▸ **What you need to do**:
1/ In the adoption opinion below, why did the circuit judge conclude at the final hearing that the petition should be dismissed?
2/ According to the adoption opinion below, for how many months did the interlocutory decree place the baby in the petitioners' custody?

▸ **Provided passage**:
Adoption of Long, In re

Decision Date15 January 1952
Citation56 So.2d 450
PartiesIn re Adoption of LONG. Petition of BOEHM et ux.
CourtFlorida Supreme Court

Joseph E. Price, Jr., Panama City, for appellant.

David J. Lewis, Jacksonville, for appellee.

THOMAS, Justice.

George Boehm and Mary Seale Boehm, his wife, petitioned the circuit court for a decree authorizing the adoption of the child of an unwed mother. Chapter 72, Florida Statutes 1949, and F.S.A. Afterwards, the State Welfare Board addressed to the court a comprehensive report relative to the adoptive parents and the child and concluded it with the statement that it would be to the best interest of the child that the petition be granted.

Thereupon the circuit judge, reciting the recommendation of the board, decreed interlocutorily that the baby be placed in the custody of the petitioners for seven months, and that the matter be formally heard on a specified day eight months later.

Immediately prior to the day set for the final hearing the State Welfare Board advised the court that on information gained during the probationary period, it recommended a decree granting petitioners permanent custody of the child.

At the hearing, however, the judge concluded that the petition should be dismissed because the mother of the child had executed her consent to the adoption before the baby was born and had used a fictitious name when doing so.

The sole question for determination here is the validity of the consent agreement measured by the requirements of Section 72.14, Florida Statutes 1949, and F.S.A., in so far, that is, as the name used and time of execution are concerned.

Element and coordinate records
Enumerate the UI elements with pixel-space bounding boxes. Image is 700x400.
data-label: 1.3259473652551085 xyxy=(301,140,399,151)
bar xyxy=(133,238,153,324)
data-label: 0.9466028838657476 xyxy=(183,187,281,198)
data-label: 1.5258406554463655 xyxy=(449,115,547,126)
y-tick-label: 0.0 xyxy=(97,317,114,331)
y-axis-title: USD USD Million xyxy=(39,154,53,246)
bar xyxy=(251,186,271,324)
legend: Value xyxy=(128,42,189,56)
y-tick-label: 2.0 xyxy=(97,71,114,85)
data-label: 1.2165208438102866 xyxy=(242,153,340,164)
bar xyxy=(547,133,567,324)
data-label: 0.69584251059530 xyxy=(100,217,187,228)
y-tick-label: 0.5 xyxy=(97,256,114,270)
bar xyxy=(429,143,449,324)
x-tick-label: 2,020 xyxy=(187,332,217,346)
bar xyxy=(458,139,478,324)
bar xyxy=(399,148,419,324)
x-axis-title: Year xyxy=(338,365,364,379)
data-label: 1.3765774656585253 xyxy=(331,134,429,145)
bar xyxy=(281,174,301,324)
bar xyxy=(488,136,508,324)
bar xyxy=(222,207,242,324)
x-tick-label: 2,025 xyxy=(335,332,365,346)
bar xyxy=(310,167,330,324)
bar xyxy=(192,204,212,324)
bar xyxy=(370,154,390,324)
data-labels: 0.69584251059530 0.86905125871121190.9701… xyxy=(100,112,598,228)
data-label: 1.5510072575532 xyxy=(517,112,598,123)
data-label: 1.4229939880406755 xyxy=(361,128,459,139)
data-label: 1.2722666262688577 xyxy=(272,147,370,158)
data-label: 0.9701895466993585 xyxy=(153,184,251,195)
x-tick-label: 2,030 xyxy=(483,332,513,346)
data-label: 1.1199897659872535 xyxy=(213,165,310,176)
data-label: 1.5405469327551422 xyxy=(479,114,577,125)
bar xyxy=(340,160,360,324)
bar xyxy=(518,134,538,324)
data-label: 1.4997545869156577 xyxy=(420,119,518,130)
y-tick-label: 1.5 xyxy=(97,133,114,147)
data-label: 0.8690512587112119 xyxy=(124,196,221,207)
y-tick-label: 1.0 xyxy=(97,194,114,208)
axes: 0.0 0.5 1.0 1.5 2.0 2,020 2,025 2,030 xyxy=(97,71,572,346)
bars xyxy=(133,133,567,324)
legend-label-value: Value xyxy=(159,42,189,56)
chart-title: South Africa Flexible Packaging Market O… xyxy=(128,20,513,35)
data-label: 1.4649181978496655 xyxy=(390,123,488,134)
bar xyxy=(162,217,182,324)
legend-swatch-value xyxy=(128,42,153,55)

▸ **In response**:
1/ The judge concluded that the petition should be dismissed because the child's mother had executed her consent to the adoption before the baby was born and had used a fictitious name when doing so.

2/ Seven months.